• **Challenge**:
Records follow. Select each line holding "Adicionar".

(Extracted data entries)
╔══

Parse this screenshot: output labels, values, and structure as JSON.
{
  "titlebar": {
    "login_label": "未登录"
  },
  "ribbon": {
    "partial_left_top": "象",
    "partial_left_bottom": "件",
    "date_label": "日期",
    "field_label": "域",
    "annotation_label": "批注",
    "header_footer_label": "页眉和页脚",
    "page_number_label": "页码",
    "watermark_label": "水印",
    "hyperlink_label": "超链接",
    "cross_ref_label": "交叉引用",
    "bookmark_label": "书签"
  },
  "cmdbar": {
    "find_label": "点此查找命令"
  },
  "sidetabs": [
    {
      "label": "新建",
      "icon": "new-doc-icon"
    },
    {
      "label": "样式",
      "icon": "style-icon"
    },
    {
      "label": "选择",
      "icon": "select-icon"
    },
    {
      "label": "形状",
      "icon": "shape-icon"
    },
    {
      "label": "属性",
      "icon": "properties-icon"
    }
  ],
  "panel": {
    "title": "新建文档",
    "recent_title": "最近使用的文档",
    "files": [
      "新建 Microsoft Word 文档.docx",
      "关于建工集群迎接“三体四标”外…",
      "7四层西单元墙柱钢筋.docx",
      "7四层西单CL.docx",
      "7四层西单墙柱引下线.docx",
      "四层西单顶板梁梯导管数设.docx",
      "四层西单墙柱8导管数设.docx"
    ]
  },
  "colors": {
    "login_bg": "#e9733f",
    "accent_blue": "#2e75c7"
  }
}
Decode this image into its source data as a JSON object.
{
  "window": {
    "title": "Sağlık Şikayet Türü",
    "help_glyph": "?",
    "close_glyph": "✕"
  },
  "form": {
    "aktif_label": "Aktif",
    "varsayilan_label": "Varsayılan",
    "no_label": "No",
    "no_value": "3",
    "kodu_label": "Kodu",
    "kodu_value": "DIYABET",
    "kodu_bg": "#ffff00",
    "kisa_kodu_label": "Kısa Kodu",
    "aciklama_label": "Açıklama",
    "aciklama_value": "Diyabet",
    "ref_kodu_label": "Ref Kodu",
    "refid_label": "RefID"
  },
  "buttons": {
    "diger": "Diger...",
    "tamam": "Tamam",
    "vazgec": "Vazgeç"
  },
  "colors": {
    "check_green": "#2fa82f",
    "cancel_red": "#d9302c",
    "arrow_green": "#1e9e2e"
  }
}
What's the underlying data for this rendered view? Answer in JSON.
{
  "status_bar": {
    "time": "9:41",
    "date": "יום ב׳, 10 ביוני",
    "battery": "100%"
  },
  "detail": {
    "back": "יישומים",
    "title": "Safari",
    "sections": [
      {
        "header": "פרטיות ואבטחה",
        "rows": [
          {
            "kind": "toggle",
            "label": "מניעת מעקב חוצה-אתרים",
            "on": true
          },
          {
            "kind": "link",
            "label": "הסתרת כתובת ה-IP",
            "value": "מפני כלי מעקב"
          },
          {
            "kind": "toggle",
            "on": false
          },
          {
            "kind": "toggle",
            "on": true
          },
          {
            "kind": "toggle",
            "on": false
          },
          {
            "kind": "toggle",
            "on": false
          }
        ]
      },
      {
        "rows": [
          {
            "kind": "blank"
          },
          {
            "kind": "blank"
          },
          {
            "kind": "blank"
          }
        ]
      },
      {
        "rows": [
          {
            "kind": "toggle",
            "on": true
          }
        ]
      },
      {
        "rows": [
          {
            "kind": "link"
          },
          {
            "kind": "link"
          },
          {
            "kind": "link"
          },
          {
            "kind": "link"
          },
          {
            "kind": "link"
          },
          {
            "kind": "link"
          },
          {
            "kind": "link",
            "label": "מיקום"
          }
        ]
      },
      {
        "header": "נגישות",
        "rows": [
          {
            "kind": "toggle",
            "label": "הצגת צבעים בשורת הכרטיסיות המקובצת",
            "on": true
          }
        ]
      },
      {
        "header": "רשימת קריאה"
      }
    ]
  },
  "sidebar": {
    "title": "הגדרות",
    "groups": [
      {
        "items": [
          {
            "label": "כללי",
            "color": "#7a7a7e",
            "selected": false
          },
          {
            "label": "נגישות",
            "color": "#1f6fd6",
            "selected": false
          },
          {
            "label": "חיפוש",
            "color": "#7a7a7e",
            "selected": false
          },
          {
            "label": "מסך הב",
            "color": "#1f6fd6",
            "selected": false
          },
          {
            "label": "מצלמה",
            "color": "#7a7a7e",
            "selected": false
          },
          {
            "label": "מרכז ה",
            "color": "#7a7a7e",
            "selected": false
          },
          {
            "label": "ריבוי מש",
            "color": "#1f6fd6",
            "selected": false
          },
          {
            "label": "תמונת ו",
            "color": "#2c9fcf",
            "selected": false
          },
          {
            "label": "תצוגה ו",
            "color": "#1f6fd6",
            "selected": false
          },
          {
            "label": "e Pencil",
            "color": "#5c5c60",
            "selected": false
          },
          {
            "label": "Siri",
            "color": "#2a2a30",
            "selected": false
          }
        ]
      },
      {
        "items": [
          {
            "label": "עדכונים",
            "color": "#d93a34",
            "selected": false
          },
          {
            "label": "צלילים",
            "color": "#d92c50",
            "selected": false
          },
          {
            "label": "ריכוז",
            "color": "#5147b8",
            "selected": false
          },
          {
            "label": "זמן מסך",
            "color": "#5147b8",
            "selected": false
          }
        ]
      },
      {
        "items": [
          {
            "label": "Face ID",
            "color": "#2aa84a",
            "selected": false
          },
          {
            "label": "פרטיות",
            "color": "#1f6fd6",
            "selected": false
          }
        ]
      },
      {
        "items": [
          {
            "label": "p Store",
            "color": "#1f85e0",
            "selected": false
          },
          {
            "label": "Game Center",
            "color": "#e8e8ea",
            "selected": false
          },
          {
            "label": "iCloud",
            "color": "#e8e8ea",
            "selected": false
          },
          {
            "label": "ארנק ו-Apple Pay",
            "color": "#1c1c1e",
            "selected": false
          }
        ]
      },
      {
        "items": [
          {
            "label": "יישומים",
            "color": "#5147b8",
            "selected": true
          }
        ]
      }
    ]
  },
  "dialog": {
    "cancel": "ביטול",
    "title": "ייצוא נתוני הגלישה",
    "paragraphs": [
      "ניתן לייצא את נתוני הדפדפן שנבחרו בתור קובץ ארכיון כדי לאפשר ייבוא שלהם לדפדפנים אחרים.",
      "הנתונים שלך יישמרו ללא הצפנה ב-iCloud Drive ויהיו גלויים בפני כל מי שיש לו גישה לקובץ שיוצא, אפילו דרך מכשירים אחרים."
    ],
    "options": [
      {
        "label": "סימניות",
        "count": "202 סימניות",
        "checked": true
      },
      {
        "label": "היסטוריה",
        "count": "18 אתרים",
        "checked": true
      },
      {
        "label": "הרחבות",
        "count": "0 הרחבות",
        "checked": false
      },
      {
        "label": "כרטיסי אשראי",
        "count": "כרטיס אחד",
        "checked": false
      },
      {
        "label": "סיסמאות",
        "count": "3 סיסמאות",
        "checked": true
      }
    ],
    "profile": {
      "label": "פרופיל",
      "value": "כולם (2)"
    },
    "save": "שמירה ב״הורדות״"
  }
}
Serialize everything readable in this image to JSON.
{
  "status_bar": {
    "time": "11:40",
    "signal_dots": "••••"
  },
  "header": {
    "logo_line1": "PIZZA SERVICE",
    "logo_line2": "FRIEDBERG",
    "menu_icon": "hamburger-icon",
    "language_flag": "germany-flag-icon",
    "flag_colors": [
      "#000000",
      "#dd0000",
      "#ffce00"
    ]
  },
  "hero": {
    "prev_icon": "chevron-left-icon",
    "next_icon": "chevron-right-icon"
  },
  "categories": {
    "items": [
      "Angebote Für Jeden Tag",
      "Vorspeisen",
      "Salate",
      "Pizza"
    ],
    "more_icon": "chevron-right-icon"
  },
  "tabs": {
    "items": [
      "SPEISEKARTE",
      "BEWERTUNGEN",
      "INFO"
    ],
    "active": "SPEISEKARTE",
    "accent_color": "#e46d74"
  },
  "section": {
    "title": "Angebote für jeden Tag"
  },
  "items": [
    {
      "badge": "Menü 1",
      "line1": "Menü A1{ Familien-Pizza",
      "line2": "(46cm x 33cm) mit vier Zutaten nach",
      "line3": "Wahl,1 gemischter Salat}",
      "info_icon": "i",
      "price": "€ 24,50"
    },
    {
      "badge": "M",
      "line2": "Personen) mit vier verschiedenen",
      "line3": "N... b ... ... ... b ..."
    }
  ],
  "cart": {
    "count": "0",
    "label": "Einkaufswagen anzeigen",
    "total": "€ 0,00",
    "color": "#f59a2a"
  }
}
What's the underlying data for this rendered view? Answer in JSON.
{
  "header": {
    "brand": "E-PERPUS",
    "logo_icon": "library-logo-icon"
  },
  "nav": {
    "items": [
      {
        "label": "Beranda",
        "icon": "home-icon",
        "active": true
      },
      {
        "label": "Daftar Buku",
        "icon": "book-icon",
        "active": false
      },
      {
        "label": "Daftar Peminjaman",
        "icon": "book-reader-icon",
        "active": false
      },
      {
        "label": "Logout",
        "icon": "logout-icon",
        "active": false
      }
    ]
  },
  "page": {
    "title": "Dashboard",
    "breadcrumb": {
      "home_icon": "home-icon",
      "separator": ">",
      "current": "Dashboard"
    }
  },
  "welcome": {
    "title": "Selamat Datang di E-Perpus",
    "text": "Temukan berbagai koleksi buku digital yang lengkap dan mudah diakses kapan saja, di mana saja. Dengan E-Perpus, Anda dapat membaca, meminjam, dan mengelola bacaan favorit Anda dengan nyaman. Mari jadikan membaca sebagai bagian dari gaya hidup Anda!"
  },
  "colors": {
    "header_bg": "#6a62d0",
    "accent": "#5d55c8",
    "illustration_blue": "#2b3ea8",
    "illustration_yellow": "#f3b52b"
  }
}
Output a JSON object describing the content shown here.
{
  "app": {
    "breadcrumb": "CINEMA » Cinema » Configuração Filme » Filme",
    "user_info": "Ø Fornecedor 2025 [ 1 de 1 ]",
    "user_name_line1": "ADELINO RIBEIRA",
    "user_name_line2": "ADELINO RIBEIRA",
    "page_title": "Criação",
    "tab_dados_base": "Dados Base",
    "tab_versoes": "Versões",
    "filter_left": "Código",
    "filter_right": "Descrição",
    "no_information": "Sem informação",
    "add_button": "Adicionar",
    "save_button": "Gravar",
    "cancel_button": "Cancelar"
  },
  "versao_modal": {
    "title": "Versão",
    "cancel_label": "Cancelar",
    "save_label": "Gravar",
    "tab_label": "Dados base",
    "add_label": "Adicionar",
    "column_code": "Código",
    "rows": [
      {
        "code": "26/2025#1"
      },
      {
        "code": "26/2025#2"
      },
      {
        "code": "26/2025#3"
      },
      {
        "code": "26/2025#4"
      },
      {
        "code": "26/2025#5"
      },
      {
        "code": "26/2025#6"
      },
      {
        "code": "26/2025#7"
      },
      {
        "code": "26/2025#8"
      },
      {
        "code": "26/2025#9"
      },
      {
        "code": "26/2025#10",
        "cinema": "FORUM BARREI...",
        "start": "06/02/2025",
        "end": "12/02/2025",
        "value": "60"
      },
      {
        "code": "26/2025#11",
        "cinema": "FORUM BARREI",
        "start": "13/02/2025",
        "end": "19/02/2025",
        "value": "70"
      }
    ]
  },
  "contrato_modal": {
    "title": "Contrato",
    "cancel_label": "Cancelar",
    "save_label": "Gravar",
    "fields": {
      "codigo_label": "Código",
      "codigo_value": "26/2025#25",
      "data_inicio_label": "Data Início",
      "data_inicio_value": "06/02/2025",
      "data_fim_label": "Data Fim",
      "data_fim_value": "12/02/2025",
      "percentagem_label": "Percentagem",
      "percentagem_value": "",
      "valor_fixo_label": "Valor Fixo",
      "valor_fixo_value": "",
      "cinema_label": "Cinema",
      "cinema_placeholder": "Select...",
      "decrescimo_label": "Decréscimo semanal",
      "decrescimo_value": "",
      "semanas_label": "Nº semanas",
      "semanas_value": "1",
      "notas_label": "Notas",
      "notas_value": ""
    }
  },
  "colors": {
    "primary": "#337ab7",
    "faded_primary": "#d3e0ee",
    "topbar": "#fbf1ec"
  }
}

╚══

• **Worked solution**:
    "add_button": "Adicionar",
    "add_label": "Adicionar",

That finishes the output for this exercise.